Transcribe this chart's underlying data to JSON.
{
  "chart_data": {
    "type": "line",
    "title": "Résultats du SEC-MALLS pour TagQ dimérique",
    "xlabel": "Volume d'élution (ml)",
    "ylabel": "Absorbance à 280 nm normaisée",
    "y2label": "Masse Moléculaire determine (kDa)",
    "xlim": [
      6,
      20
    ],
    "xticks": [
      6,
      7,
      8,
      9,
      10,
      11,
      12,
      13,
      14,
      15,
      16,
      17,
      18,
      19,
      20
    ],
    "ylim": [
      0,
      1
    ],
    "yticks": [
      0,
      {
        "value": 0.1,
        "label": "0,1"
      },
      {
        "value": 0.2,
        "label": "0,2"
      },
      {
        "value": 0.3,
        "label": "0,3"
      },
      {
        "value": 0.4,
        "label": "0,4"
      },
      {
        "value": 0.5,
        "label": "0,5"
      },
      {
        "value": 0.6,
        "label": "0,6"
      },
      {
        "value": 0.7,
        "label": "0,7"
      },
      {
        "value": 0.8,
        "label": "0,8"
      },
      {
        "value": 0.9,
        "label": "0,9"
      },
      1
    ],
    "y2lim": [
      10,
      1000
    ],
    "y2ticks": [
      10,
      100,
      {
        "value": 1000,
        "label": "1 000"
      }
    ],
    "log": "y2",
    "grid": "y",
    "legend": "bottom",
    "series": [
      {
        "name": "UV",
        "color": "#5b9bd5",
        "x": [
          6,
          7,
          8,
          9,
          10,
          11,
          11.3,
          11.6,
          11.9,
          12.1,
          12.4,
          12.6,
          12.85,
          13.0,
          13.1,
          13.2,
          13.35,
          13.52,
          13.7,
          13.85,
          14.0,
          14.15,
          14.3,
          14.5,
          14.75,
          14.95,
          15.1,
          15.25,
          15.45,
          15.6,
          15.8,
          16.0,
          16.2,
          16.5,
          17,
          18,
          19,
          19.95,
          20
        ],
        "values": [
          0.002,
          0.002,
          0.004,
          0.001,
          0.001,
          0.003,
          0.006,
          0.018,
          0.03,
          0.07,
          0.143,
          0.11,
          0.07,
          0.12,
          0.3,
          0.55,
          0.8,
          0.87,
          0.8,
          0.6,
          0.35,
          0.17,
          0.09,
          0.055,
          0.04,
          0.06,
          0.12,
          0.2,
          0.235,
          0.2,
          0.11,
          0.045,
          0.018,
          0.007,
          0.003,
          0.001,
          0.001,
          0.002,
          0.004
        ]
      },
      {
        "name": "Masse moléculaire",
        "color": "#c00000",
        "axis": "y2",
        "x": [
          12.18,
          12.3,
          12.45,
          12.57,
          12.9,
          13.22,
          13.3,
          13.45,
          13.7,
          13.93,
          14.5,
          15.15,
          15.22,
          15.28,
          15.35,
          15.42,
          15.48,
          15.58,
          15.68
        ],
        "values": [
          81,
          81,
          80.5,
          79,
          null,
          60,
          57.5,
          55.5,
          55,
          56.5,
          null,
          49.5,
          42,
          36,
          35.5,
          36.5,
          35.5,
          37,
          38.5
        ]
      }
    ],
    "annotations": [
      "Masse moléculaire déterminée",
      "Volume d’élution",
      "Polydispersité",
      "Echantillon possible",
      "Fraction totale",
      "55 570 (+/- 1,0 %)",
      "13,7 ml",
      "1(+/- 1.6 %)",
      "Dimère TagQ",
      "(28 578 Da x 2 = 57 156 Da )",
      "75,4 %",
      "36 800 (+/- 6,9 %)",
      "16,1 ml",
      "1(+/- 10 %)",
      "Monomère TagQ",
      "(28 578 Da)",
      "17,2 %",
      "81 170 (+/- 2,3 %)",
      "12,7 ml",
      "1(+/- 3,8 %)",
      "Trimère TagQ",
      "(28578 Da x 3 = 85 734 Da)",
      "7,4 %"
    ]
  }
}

== Problem requirements ==
Count the lines in the records above that contain the word "Volume", and give only that number.

== Output of the exercise ==
2